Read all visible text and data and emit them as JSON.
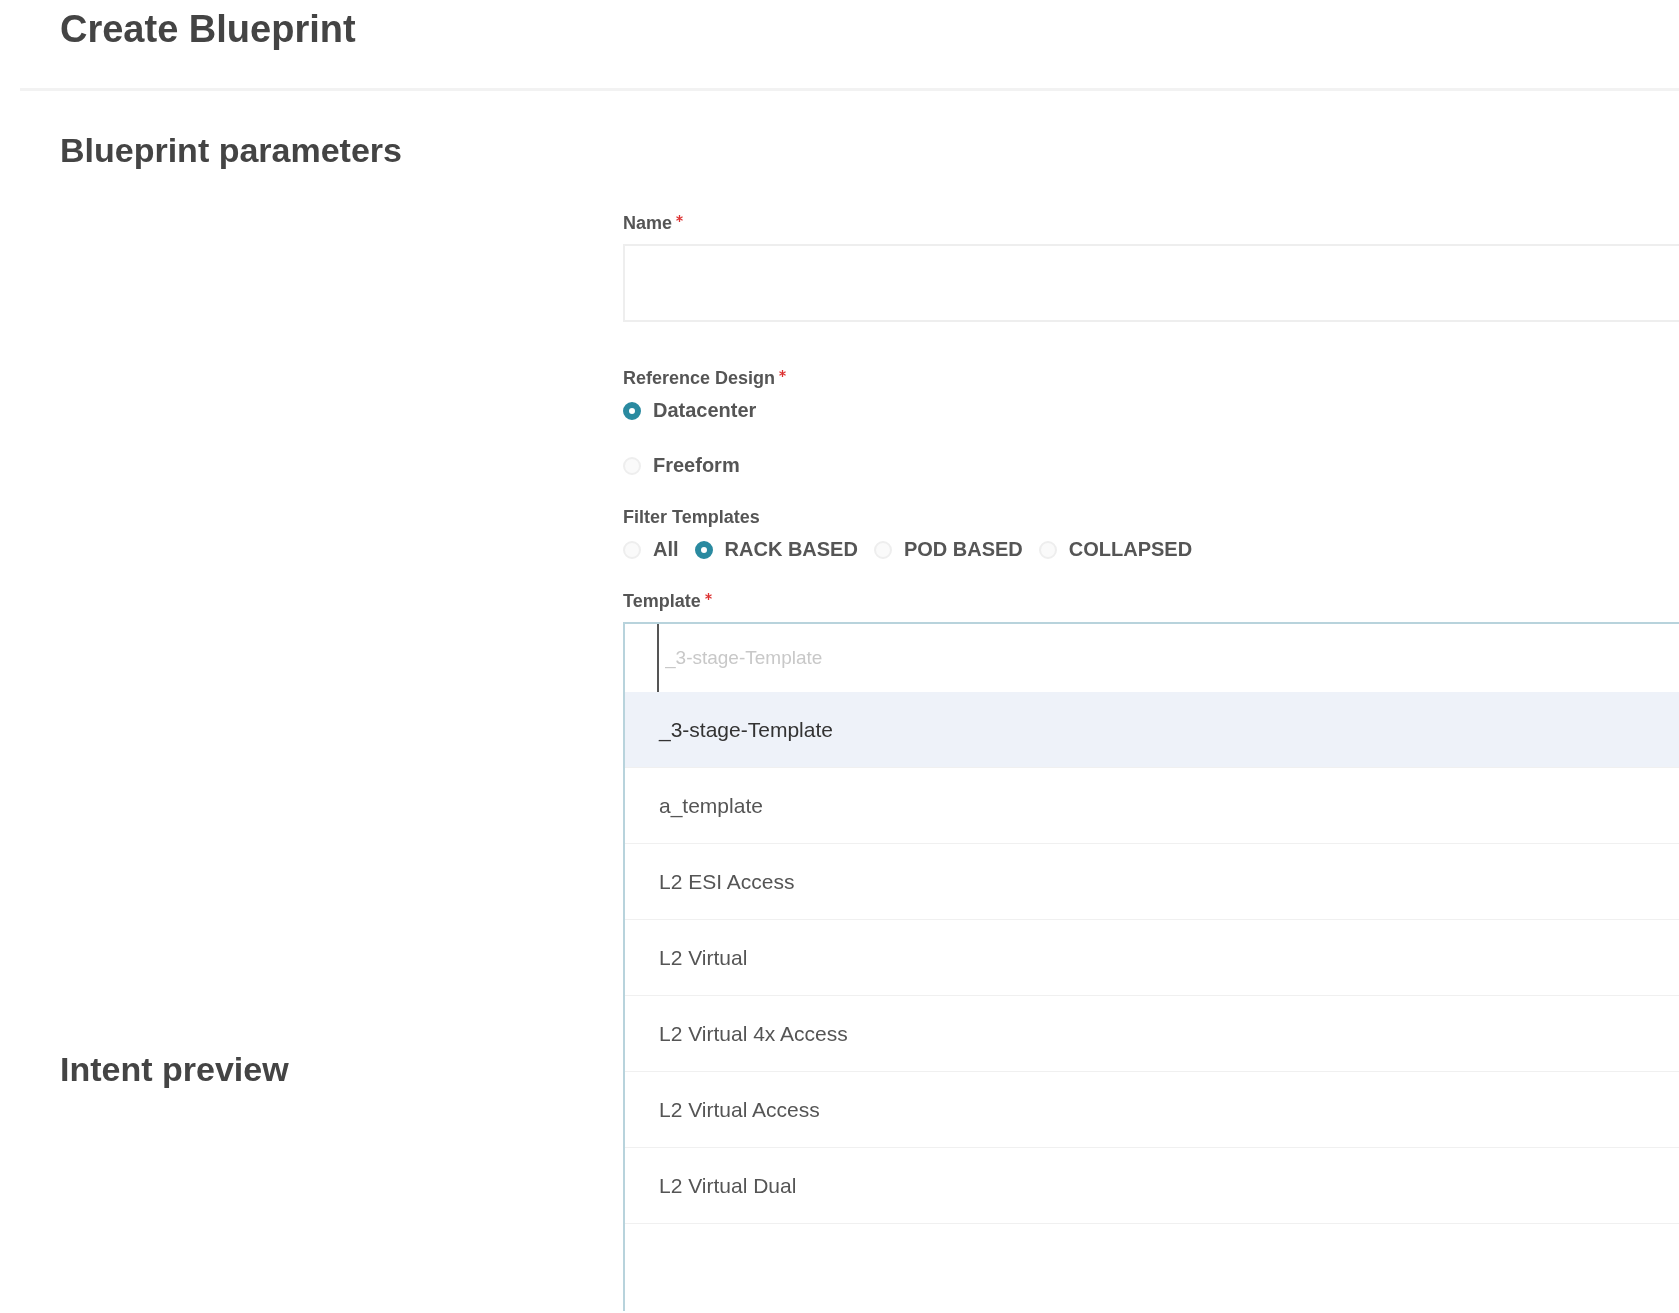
{
  "page": {
    "title": "Create Blueprint"
  },
  "sections": [
    {
      "title": "Blueprint parameters"
    },
    {
      "title": "Intent preview"
    }
  ],
  "name_field": {
    "label": "Name",
    "required": true
  },
  "reference_design": {
    "label": "Reference Design",
    "required": true,
    "options": [
      {
        "label": "Datacenter",
        "selected": true
      },
      {
        "label": "Freeform",
        "selected": false
      }
    ]
  },
  "filter_templates": {
    "label": "Filter Templates",
    "options": [
      {
        "label": "All",
        "selected": false
      },
      {
        "label": "RACK BASED",
        "selected": true
      },
      {
        "label": "POD BASED",
        "selected": false
      },
      {
        "label": "COLLAPSED",
        "selected": false
      }
    ]
  },
  "template": {
    "label": "Template",
    "required": true,
    "placeholder": "_3-stage-Template",
    "options": [
      {
        "label": "_3-stage-Template",
        "selected": true
      },
      {
        "label": "a_template",
        "selected": false
      },
      {
        "label": "L2 ESI Access",
        "selected": false
      },
      {
        "label": "L2 Virtual",
        "selected": false
      },
      {
        "label": "L2 Virtual 4x Access",
        "selected": false
      },
      {
        "label": "L2 Virtual Access",
        "selected": false
      },
      {
        "label": "L2 Virtual Dual",
        "selected": false
      }
    ]
  }
}
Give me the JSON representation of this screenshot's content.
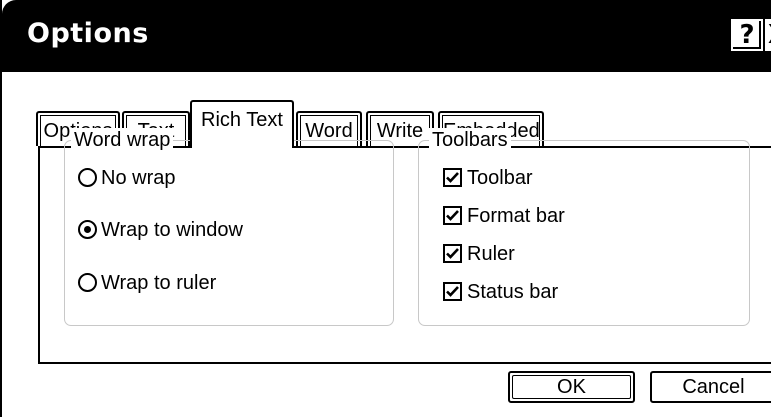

__________________________________________________

- [Exercise instructions] Search the data for "JSON" and list every line in which it occurs.

- [Response to this task]
Read all visible text and data and emit them as JSON.
Give me the JSON representation of this screenshot's content.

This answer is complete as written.